Do this: From the passage on print head drips, extract the text between "The print head comprises" and "into the tray.", inclusive.

Passage given:
+++

The print head comprises a plurality of orifices or openings from which the ink jets out which is called the jet stack. The present invention comprises a drip bib just below this jet stack so that any free dripping ink from the drib bib will not land on the top of a head or on a paper-receiving sheet. To stop the ink from dripping, the ink is frozen between the heads so that the solidified ink can be disposed of when a maintenance cycle is performed. When the drip tray is placed below the drip bib, it can be heated to release the drip into the tray.
As heads 1 and 2 drool, the ink will run down the head face, release off the drip bib 4 and land on the paper path. It has been observed that hard ink can damage a print head when it squeezes between a paper roll and head face. The jet stack 6 will have dent marks affecting the head performance. To stop the ink from dripping, the drip bib 4 can be extended longer and have segments cut out so that the heat from the head will get reduced enough to freeze ink as it approaches the bottom of the drip bib 4. A heater would be added so that when it is desired to remove the unwanted ink, one would turn on the heat with a drip tray 5 below the drip bib 4. The drip bib 4 could also have a bend as shown in the picture of
In summary, this invention provides a system to control drips from print heads 1 and 2 in a solid ink jet printing system. Drips that occur during printing can cause dents in print heads 1 and 2 when they get wedged into the small gap between the head and the imaging surface or image defects as a drop lands on an image. This invention uses a drip bib 4 with a heater 7 attached to the back and a thermal break 8 between the heated area 7 and the part attached to the print heads. During the purge, the heater 7 maintains the bib 4 at a temperature that allows the ink to flow freely into a drip tray 5. During printing, the thermal break in the bib 4 ensures that the end is cool enough so ink no longer drips and solidifies ink that may dribble inadvertently from the head. In addition, the bib 4, in one embodiment, is angled away from the printing surface to ensure any solidified ink is well separated from the imaging surface.

+++

Provided material:
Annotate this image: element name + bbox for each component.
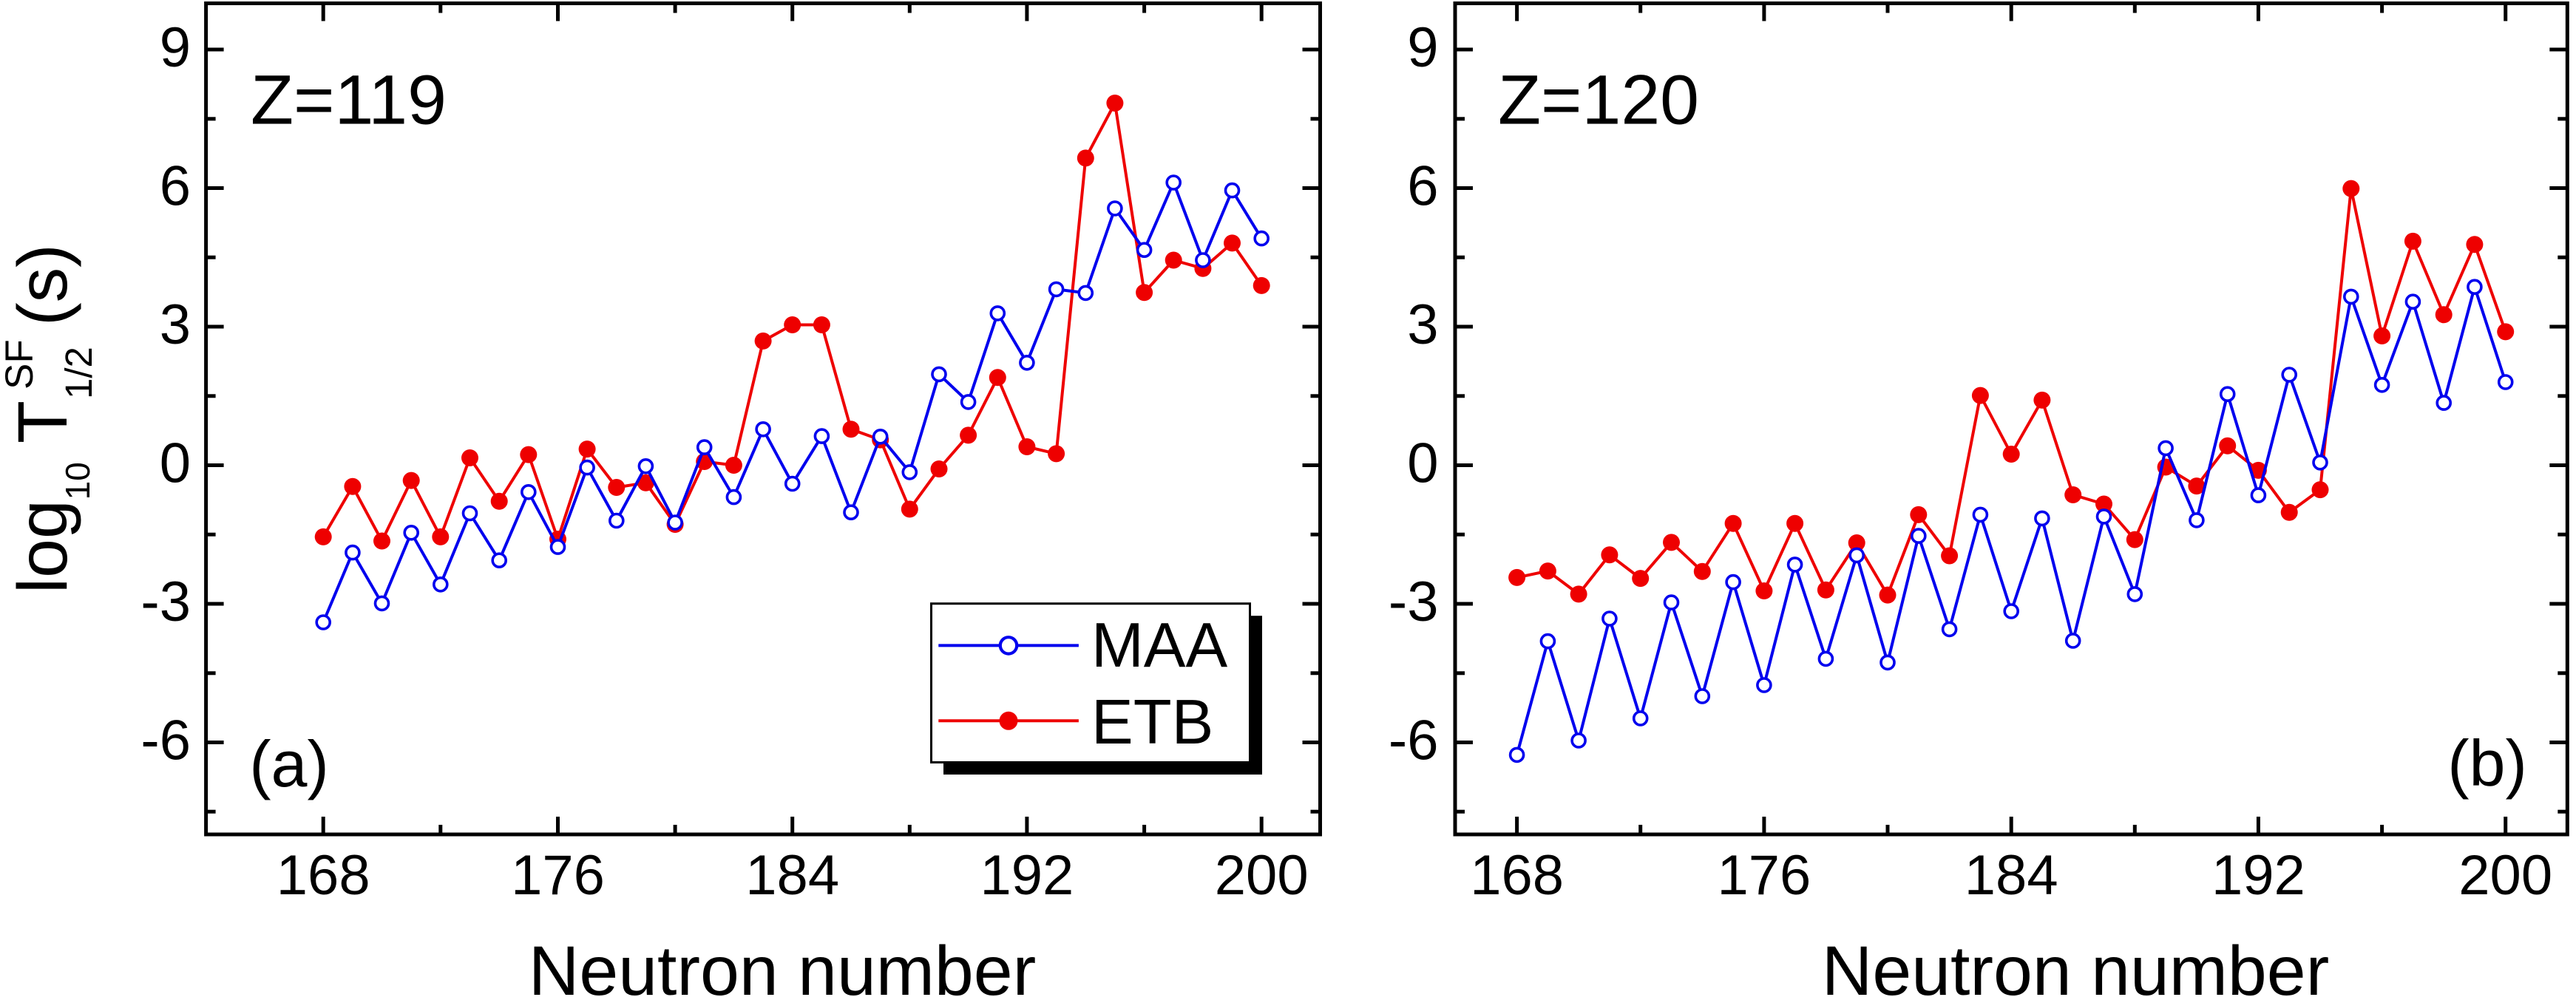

+++

Exercise answer:
The print head comprises a plurality of orifices or openings from which the ink jets out which is called the jet stack. The present invention comprises a drip bib just below this jet stack so that any free dripping ink from the drib bib will not land on the top of a head or on a paper-receiving sheet. To stop the ink from dripping, the ink is frozen between the heads so that the solidified ink can be disposed of when a maintenance cycle is performed. When the drip tray is placed below the drip bib, it can be heated to release the drip into the tray.